• [Task brief] What is the number of lines in these entries that include "above"? Write that number and no other text.

Stored records:
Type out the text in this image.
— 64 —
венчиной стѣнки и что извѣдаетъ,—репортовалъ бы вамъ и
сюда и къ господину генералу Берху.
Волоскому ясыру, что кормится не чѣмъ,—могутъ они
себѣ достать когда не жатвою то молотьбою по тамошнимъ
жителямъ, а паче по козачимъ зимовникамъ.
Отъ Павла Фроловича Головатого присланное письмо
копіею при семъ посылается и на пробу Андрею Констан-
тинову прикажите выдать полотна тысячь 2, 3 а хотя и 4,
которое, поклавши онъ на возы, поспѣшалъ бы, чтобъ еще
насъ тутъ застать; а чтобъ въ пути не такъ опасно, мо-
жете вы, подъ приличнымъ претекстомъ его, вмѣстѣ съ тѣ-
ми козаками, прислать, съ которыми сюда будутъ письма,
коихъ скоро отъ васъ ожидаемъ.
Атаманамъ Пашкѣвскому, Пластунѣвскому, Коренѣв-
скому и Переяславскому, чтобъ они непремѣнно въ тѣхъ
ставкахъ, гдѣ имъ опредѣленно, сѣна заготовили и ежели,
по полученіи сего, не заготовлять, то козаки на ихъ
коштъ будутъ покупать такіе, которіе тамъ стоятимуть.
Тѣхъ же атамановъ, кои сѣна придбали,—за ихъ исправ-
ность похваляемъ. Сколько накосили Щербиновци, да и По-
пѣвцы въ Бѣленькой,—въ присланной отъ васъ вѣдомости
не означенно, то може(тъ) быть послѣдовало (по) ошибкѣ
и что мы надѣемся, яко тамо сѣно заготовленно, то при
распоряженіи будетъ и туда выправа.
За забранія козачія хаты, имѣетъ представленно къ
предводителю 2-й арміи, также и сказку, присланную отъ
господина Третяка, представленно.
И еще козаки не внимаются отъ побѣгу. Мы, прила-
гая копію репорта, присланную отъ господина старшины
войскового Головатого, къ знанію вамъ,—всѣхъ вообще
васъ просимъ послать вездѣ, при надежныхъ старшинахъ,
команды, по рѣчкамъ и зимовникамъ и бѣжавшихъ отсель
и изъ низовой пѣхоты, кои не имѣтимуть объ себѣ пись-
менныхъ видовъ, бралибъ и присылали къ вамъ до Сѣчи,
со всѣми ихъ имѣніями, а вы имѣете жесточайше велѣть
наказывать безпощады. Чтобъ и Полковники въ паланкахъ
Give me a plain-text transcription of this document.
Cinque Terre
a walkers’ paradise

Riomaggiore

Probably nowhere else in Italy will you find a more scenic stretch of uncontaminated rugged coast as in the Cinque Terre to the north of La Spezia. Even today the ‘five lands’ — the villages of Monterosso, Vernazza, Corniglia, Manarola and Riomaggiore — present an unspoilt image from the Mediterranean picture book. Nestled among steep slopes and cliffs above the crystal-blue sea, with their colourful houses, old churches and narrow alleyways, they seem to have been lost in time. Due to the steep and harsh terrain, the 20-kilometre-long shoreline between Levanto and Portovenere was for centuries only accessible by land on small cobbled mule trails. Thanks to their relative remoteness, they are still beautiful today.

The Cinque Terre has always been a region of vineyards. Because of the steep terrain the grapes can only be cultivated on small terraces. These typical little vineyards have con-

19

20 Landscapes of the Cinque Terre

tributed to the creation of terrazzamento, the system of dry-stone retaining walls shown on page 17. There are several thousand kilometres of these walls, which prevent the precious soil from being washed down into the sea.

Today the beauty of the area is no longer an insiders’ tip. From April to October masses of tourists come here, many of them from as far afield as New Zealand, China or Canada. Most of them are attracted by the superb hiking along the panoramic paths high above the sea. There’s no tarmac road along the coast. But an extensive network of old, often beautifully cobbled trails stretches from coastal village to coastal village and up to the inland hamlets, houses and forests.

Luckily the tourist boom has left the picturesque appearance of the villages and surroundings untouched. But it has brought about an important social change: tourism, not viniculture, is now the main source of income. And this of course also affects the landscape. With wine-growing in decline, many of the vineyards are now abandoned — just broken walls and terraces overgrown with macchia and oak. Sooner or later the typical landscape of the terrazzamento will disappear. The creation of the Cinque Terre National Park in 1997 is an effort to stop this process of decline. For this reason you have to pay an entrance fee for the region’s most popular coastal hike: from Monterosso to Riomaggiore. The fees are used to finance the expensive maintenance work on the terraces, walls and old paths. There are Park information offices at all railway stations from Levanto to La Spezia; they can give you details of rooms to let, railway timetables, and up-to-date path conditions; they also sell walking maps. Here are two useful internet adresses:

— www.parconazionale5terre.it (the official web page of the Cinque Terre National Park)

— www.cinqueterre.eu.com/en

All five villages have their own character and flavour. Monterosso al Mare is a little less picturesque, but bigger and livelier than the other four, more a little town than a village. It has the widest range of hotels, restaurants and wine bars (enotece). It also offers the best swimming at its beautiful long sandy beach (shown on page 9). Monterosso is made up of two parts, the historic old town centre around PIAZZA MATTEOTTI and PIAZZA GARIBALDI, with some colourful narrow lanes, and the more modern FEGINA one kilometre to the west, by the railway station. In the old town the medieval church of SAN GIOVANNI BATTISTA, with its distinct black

• [Output] 2